--- start SELECTED PASSAGE ---

Looks like a Tran XLR8???? LOL!!!!!!!!!!!!!!!!!!!!!! go back and see who came out with a pad bay boat first, then ask yourself who is copying who? crawl under a Tran with a straight edge and a level, then do it with a Majek....both solid boats, but the one you called out does not need to copy anyone


----------



## whistlingdixie (Jul 28, 2008)

aggiephil30 said:


> I appreciate when anyone takes the time to post a pic or a video, thanks Team Ronnie's.
> Team Ronnie in order to avoid confusion, should you post again, please be sure to include: the date, time, relative humidity, air temp, wet bulb temp, feels like temp, wind direction, wind speed, max wind gust, the lat & long, bow heading, heading corrected to true north, water temp, water salinity, specific gravity, water clarity, water depth, water current direction and speed, the # and weights' of passengers and what they ate for lunch.


don't forget they may need to drink something to go with that lunch too. :cheers:


----------



## michdav (Jan 9, 2009)

Explorertv obviously doesnt know what he is talking about. I beleive the extreme has had the same hull design long before tran had the "lake and bay" rip off. I have actually heard from reliable sources that Trans bought that mold from lake and bay. I have experiminted with moving the trolling motor around and it does make 3-4 mph in some cases. I have seen it. 
As far as people not believing the numbers Ronnie's has posted, and being "faster on the internet" I am willing to bet whatever you want the boat in question will go faster than 74mph any day. Let me know if your interested.

Just becuase you have a slow boat with a 250hp merc that wont do 70 + consistantly, dont hate on those that do.


----------



## michdav (Jan 9, 2009)

all the talk about whos got the fastest boat is just about proven and settled. Except SCB.

That guy builds a nice boat.


----------



## [email protected] (Jun 25, 2005)

michdav said:


> Explorertv obviously doesnt know what he is talking about. I beleive the extreme has had the same hull design long before tran had the "lake and bay" rip off. I have actually heard from reliable sources that Trans bought that mold from lake and bay. I have experiminted with moving the trolling motor around and it does make 3-4 mph in some cases. I have seen it.

--- end SELECTED PASSAGE ---
--- start GIVEN INFORMATION ---

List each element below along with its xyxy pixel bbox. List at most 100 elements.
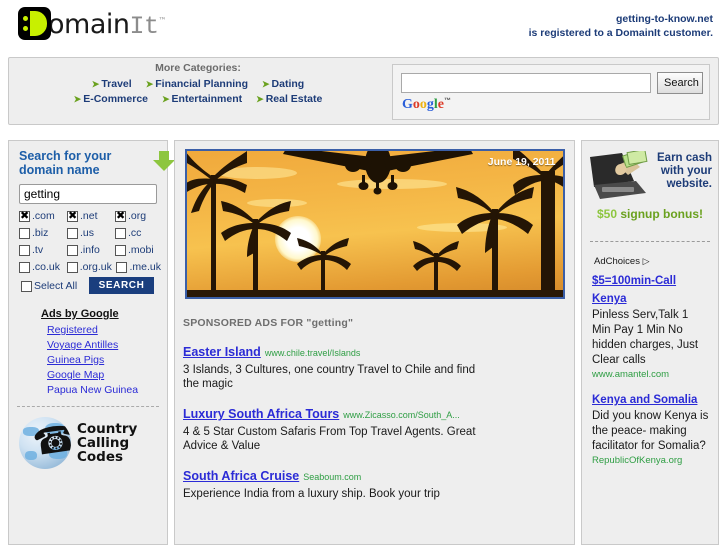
checkbox-cc[interactable] (115, 227, 126, 239)
tld-option-com[interactable]: .com (19, 209, 67, 222)
tld-row: .co.uk .org.uk .me.uk (19, 261, 161, 273)
registered-domain-name: getting-to-know.net (615, 13, 713, 25)
palm-tree-icon (220, 201, 291, 297)
tld-label: .us (80, 227, 95, 239)
checkbox-net[interactable] (67, 209, 78, 222)
checkbox-info[interactable] (67, 244, 78, 256)
checkbox-us[interactable] (67, 227, 78, 239)
tld-option-us[interactable]: .us (67, 227, 115, 239)
bullet-icon: ➤ (256, 94, 264, 104)
tld-option-me-uk[interactable]: .me.uk (116, 261, 161, 273)
tld-label: .info (80, 244, 100, 256)
tld-option-mobi[interactable]: .mobi (115, 244, 154, 256)
country-calling-codes-text: Country Calling Codes (77, 422, 137, 464)
phone-handset-icon: ☎ (30, 417, 71, 465)
ads-by-google-link-registered[interactable]: Registered (47, 324, 167, 336)
right-ad-title[interactable]: Kenya and Somalia (592, 394, 697, 406)
bullet-icon: ➤ (145, 79, 154, 89)
country-calling-codes-banner[interactable]: ☎ Country Calling Codes (19, 417, 167, 469)
adchoices-text: AdChoices (594, 256, 640, 267)
more-categories-title: More Categories: (155, 62, 241, 74)
sponsored-ad-title[interactable]: South Africa Cruise (183, 469, 299, 483)
domain-search-button[interactable]: SEARCH (89, 277, 154, 294)
right-ad-url: RepublicOfKenya.org (592, 455, 683, 466)
category-link-travel[interactable]: ➤ Travel (92, 78, 132, 90)
tld-option-info[interactable]: .info (67, 244, 115, 256)
domainit-logo[interactable]: omainIt™ (18, 7, 170, 41)
tld-option-biz[interactable]: .biz (19, 227, 67, 239)
top-bar: More Categories: ➤ Travel ➤ Financial Plan… (8, 57, 719, 125)
google-logo-o1: o (412, 97, 420, 112)
ads-by-google-link-voyage-antilles[interactable]: Voyage Antilles (47, 339, 167, 351)
logo-trademark: ™ (158, 16, 167, 25)
ads-by-google-link-google-map[interactable]: Google Map (47, 369, 167, 381)
google-search-input[interactable] (401, 73, 651, 93)
sponsored-ad-title[interactable]: Easter Island (183, 345, 261, 359)
category-link-entertainment[interactable]: ➤ Entertainment (162, 93, 242, 105)
sponsored-ad-description: 4 & 5 Star Custom Safaris From Top Trave… (183, 426, 476, 452)
checkbox-me-uk[interactable] (116, 261, 128, 273)
tld-option-org[interactable]: .org (115, 209, 146, 222)
adchoices-arrow-icon: ▷ (642, 256, 650, 266)
bullet-icon: ➤ (162, 94, 170, 104)
sponsored-ad-url: www.chile.travel/Islands (264, 348, 361, 358)
tld-row: .biz .us .cc (19, 227, 161, 239)
google-logo-o2: o (419, 97, 427, 112)
tld-option-cc[interactable]: .cc (115, 227, 141, 239)
tld-label: .org.uk (79, 261, 112, 273)
earn-cash-banner[interactable]: Earn cash with your website. $50 signup … (588, 147, 712, 239)
category-link-real-estate[interactable]: ➤ Real Estate (256, 93, 322, 105)
registration-notice: getting-to-know.net is registered to a D… (529, 12, 713, 40)
checkbox-tv[interactable] (19, 244, 30, 256)
category-link-e-commerce[interactable]: ➤ E-Commerce (74, 93, 148, 105)
checkbox-com[interactable] (19, 209, 30, 222)
checkbox-mobi[interactable] (115, 244, 126, 256)
laptop-cash-hand-icon (590, 151, 648, 199)
tld-option-co-uk[interactable]: .co.uk (19, 261, 67, 273)
checkbox-biz[interactable] (19, 227, 30, 239)
domain-search-title-line1: Search for your (19, 149, 112, 163)
sponsored-ad-item: South Africa Cruise Seaboum.com Experienc… (183, 467, 574, 501)
sponsored-ad-item: Luxury South Africa Tours www.Zicasso.com… (183, 405, 574, 453)
checkbox-org[interactable] (115, 209, 126, 222)
earn-cash-line-3: website. (666, 178, 712, 190)
domain-name-input[interactable] (19, 184, 157, 204)
domain-search-title: Search for your domain name (9, 141, 124, 177)
more-categories: More Categories: ➤ Travel ➤ Financial Plan… (9, 62, 387, 108)
google-logo-g2: g (426, 97, 434, 112)
tld-label: .biz (32, 227, 49, 239)
category-row-2: ➤ E-Commerce ➤ Entertainment ➤ Real Estate (9, 93, 387, 105)
tld-row: .com .net .org (19, 209, 161, 222)
right-ad-title[interactable]: $5=100min-Call Kenya (592, 275, 676, 305)
checkbox-org-uk[interactable] (66, 261, 78, 273)
right-ad-url: www.amantel.com (592, 369, 670, 380)
page-header: omainIt™ getting-to-know.net is register… (0, 0, 727, 55)
adchoices-label[interactable]: AdChoices ▷ (594, 256, 718, 267)
sponsored-ad-title[interactable]: Luxury South Africa Tours (183, 407, 339, 421)
category-link-financial-planning[interactable]: ➤ Financial Planning (146, 78, 248, 90)
google-logo: Google™ (402, 97, 451, 113)
ads-by-google-link-guinea-pigs[interactable]: Guinea Pigs (47, 354, 167, 366)
ads-by-google-link-papua-new-guinea[interactable]: Papua New Guinea (47, 384, 167, 396)
tld-option-tv[interactable]: .tv (19, 244, 67, 256)
hero-date: June 19, 2011 (487, 156, 556, 168)
bullet-icon: ➤ (73, 94, 82, 104)
left-sidebar: Search for your domain name .com .net .o… (8, 140, 175, 545)
checkbox-select-all[interactable] (21, 280, 32, 292)
category-link-dating[interactable]: ➤ Dating (262, 78, 304, 90)
right-ad-item: Kenya and Somalia Did you know Kenya is … (592, 390, 710, 466)
tld-checkbox-grid: .com .net .org .biz .us .cc .tv .info .m… (19, 209, 161, 273)
google-search-button[interactable]: Search (657, 72, 703, 94)
checkbox-co-uk[interactable] (19, 261, 30, 273)
sponsored-ad-description: Experience India from a luxury ship. Boo… (183, 488, 440, 500)
earn-cash-line-2: with your (660, 165, 712, 177)
tld-label: .net (80, 210, 98, 222)
category-label: Travel (101, 78, 132, 90)
select-all-row[interactable]: Select All SEARCH (21, 277, 167, 294)
ccc-line-3: Codes (77, 449, 124, 465)
tld-option-org-uk[interactable]: .org.uk (66, 261, 117, 273)
tld-label: .com (32, 210, 55, 222)
tld-label: .co.uk (32, 261, 61, 273)
logo-mark-icon (18, 7, 51, 40)
tld-option-net[interactable]: .net (67, 209, 115, 222)
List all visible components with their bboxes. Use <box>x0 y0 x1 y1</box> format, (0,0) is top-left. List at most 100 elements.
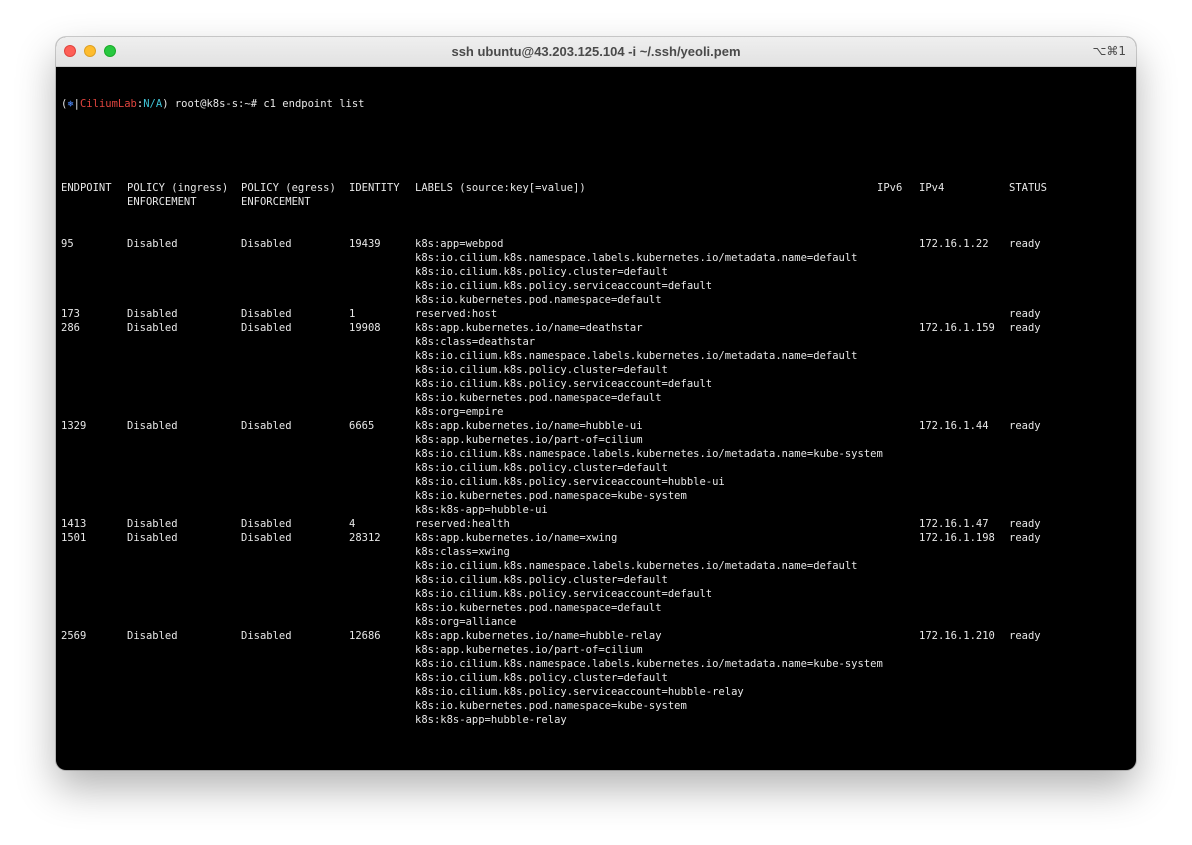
cell-ipv4: 172.16.1.210 <box>919 630 995 642</box>
cell-endpoint: 173 <box>61 308 80 320</box>
header-status: STATUS <box>1009 182 1047 194</box>
label-entry: k8s:io.cilium.k8s.namespace.labels.kuber… <box>415 448 883 460</box>
cell-policy-egress: Disabled <box>241 532 292 544</box>
label-entry: k8s:class=xwing <box>415 546 510 558</box>
label-entry: k8s:app.kubernetes.io/part-of=cilium <box>415 434 643 446</box>
table-row: 1329 Disabled Disabled 6665 172.16.1.44 ready… <box>61 419 1136 517</box>
header-policy-egress: POLICY (egress) ENFORCEMENT <box>241 182 336 208</box>
cell-status: ready <box>1009 518 1041 530</box>
label-entry: k8s:org=alliance <box>415 616 517 628</box>
label-entry: k8s:io.kubernetes.pod.namespace=kube-sys… <box>415 700 687 712</box>
command-line: (⎈|CiliumLab:N/A) root@k8s-s:~# c1 endpo… <box>61 97 1136 111</box>
cell-policy-egress: Disabled <box>241 518 292 530</box>
cell-policy-egress: Disabled <box>241 308 292 320</box>
label-entry: reserved:health <box>415 518 510 530</box>
cell-status: ready <box>1009 322 1041 334</box>
label-entry: reserved:host <box>415 308 498 320</box>
window-title: ssh ubuntu@43.203.125.104 -i ~/.ssh/yeol… <box>451 44 741 59</box>
cell-policy-egress: Disabled <box>241 322 292 334</box>
label-entry: k8s:io.kubernetes.pod.namespace=default <box>415 392 662 404</box>
header-identity: IDENTITY <box>349 182 400 194</box>
cell-status: ready <box>1009 420 1041 432</box>
cell-identity: 28312 <box>349 532 381 544</box>
cell-labels: reserved:health <box>415 517 510 531</box>
label-entry: k8s:io.cilium.k8s.policy.cluster=default <box>415 462 668 474</box>
label-entry: k8s:io.kubernetes.pod.namespace=default <box>415 294 662 306</box>
cell-status: ready <box>1009 308 1041 320</box>
cell-ipv4: 172.16.1.22 <box>919 238 989 250</box>
endpoint-table: ENDPOINT POLICY (ingress) ENFORCEMENT PO… <box>61 153 1136 755</box>
table-row: 2569 Disabled Disabled 12686 172.16.1.210 rea… <box>61 629 1136 727</box>
cell-policy-ingress: Disabled <box>127 420 178 432</box>
cell-endpoint: 286 <box>61 322 80 334</box>
cell-identity: 1 <box>349 308 356 320</box>
cell-identity: 6665 <box>349 420 375 432</box>
cell-policy-ingress: Disabled <box>127 630 178 642</box>
label-entry: k8s:app=webpod <box>415 238 504 250</box>
cell-policy-egress: Disabled <box>241 630 292 642</box>
label-entry: k8s:io.cilium.k8s.namespace.labels.kuber… <box>415 560 858 572</box>
prompt-user-host: ) root@k8s-s:~# <box>162 98 264 110</box>
cell-endpoint: 1501 <box>61 532 87 544</box>
table-row: 286 Disabled Disabled 19908 172.16.1.159 read… <box>61 321 1136 419</box>
table-row: 173 Disabled Disabled 1 ready reserved:host <box>61 307 1136 321</box>
cell-endpoint: 95 <box>61 238 74 250</box>
label-entry: k8s:app.kubernetes.io/part-of=cilium <box>415 644 643 656</box>
label-entry: k8s:io.cilium.k8s.policy.cluster=default <box>415 672 668 684</box>
cell-status: ready <box>1009 630 1041 642</box>
label-entry: k8s:io.cilium.k8s.policy.serviceaccount=… <box>415 588 713 600</box>
label-entry: k8s:io.kubernetes.pod.namespace=default <box>415 602 662 614</box>
label-entry: k8s:io.cilium.k8s.policy.serviceaccount=… <box>415 378 713 390</box>
label-entry: k8s:io.cilium.k8s.policy.cluster=default <box>415 266 668 278</box>
table-row: 95 Disabled Disabled 19439 172.16.1.22 ready k… <box>61 237 1136 307</box>
label-entry: k8s:io.cilium.k8s.policy.serviceaccount=… <box>415 280 713 292</box>
label-entry: k8s:k8s-app=hubble-ui <box>415 504 548 516</box>
command-text: c1 endpoint list <box>263 98 365 110</box>
cell-endpoint: 2569 <box>61 630 87 642</box>
cell-identity: 4 <box>349 518 356 530</box>
cell-policy-egress: Disabled <box>241 420 292 432</box>
label-entry: k8s:app.kubernetes.io/name=deathstar <box>415 322 643 334</box>
cell-identity: 12686 <box>349 630 381 642</box>
label-entry: k8s:io.cilium.k8s.namespace.labels.kuber… <box>415 252 858 264</box>
label-entry: k8s:app.kubernetes.io/name=hubble-ui <box>415 420 643 432</box>
cell-labels: k8s:app=webpod k8s:io.cilium.k8s.namespac… <box>415 237 858 307</box>
header-ipv4: IPv4 <box>919 182 945 194</box>
label-entry: k8s:io.kubernetes.pod.namespace=kube-sys… <box>415 490 687 502</box>
terminal-content[interactable]: (⎈|CiliumLab:N/A) root@k8s-s:~# c1 endpo… <box>61 69 1136 770</box>
window-shortcut: ⌥⌘1 <box>1092 44 1126 58</box>
label-entry: k8s:org=empire <box>415 406 504 418</box>
cell-policy-ingress: Disabled <box>127 308 178 320</box>
label-entry: k8s:app.kubernetes.io/name=xwing <box>415 532 618 544</box>
prompt-context: CiliumLab <box>79 98 137 110</box>
table-row: 1413 Disabled Disabled 4 172.16.1.47 ready res… <box>61 517 1136 531</box>
cell-labels: k8s:app.kubernetes.io/name=hubble-relay k… <box>415 629 883 727</box>
header-endpoint: ENDPOINT <box>61 182 112 194</box>
cell-status: ready <box>1009 532 1041 544</box>
label-entry: k8s:app.kubernetes.io/name=hubble-relay <box>415 630 662 642</box>
cell-ipv4: 172.16.1.47 <box>919 518 989 530</box>
cell-endpoint: 1329 <box>61 420 87 432</box>
table-row: 1501 Disabled Disabled 28312 172.16.1.198 rea… <box>61 531 1136 629</box>
title-bar: ssh ubuntu@43.203.125.104 -i ~/.ssh/yeol… <box>56 37 1136 67</box>
header-ipv6: IPv6 <box>877 182 903 194</box>
cell-ipv4: 172.16.1.198 <box>919 532 995 544</box>
terminal-window: ssh ubuntu@43.203.125.104 -i ~/.ssh/yeol… <box>56 37 1136 770</box>
cell-endpoint: 1413 <box>61 518 87 530</box>
label-entry: k8s:class=deathstar <box>415 336 536 348</box>
cell-identity: 19908 <box>349 322 381 334</box>
cell-labels: k8s:app.kubernetes.io/name=hubble-ui k8s:… <box>415 419 883 517</box>
cell-policy-egress: Disabled <box>241 238 292 250</box>
label-entry: k8s:k8s-app=hubble-relay <box>415 714 567 726</box>
cell-ipv4: 172.16.1.159 <box>919 322 995 334</box>
label-entry: k8s:io.cilium.k8s.policy.cluster=default <box>415 364 668 376</box>
label-entry: k8s:io.cilium.k8s.policy.serviceaccount=… <box>415 686 744 698</box>
prompt-namespace: N/A <box>143 98 163 110</box>
label-entry: k8s:io.cilium.k8s.namespace.labels.kuber… <box>415 658 883 670</box>
cell-ipv4: 172.16.1.44 <box>919 420 989 432</box>
cell-labels: k8s:app.kubernetes.io/name=deathstar k8s:… <box>415 321 858 419</box>
cell-policy-ingress: Disabled <box>127 322 178 334</box>
cell-policy-ingress: Disabled <box>127 518 178 530</box>
label-entry: k8s:io.cilium.k8s.policy.serviceaccount=… <box>415 476 725 488</box>
cell-status: ready <box>1009 238 1041 250</box>
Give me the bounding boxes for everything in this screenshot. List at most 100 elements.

--- end GIVEN INFORMATION ---

REQUIRED TASK 1 —
Print the part of the boat forum thread from "Looks like a" up to and including "ate for lunch.".
REQUIRED TASK 2 —
According to the boat forum thread, what speed does michdav bet the boat in question will go faster than?
REQUIRED TASK 3 —
Write the next part of the boat forum thread, picking up from where it stops.

EXPECTED OUTPUT 1 —
Looks like a Tran XLR8???? LOL!!!!!!!!!!!!!!!!!!!!!! go back and see who came out with a pad bay boat first, then ask yourself who is copying who? crawl under a Tran with a straight edge and a level, then do it with a Majek....both solid boats, but the one you called out does not need to copy anyone


----------



## whistlingdixie (Jul 28, 2008)

aggiephil30 said:


> I appreciate when anyone takes the time to post a pic or a video, thanks Team Ronnie's.
> Team Ronnie in order to avoid confusion, should you post again, please be sure to include: the date, time, relative humidity, air temp, wet bulb temp, feels like temp, wind direction, wind speed, max wind gust, the lat & long, bow heading, heading corrected to true north, water temp, water salinity, specific gravity, water clarity, water depth, water current direction and speed, the # and weights' of passengers and what they ate for lunch.

EXPECTED OUTPUT 2 —
74 mph.

EXPECTED OUTPUT 3 —
> As far as people not believing the numbers Ronnie's has posted, and being "faster on the internet" I am willing to bet whatever you want the boat in question will go faster than 74mph any day. Let me know if your interested.
> 
> Just becuase you have a slow boat with a 250hp merc that wont do 70 + consistantly, dont hate on those that do.


74+ any day!!!!!!!! Team Ronnie just said that he ran 75 and change in a lightly loaded boat. So tournament loaded that boat runs 74+? Two people full of fuel, gear and a full livewell? How much do you want to bet? I'm interested very interested.


----------



## whistlingdixie (Jul 28, 2008)

If he takes the fury off and puts a Bravo proxs like what others have run he will loose a littl etop end but will carry a load a lot better and I bet he gets 74 tourney loaded and maybe a little more. He also said he got 77 the day before.


----------



## bsaw (Feb 10, 2010)

I had a 22 extreme with a SHO that did 73.7 with Clark, Rhett Holloway and Jeremy Turner in the boat with the trolling motor and a 100% full tank of gas. Those are all BIG guys. 

Brad


----------



## michdav (Jan 9, 2009)

I never said anything about tournament loaded. You guys acted like the numbers were not possible even after ronnie said the boat was lite.


----------



## [email protected] (Jun 25, 2005)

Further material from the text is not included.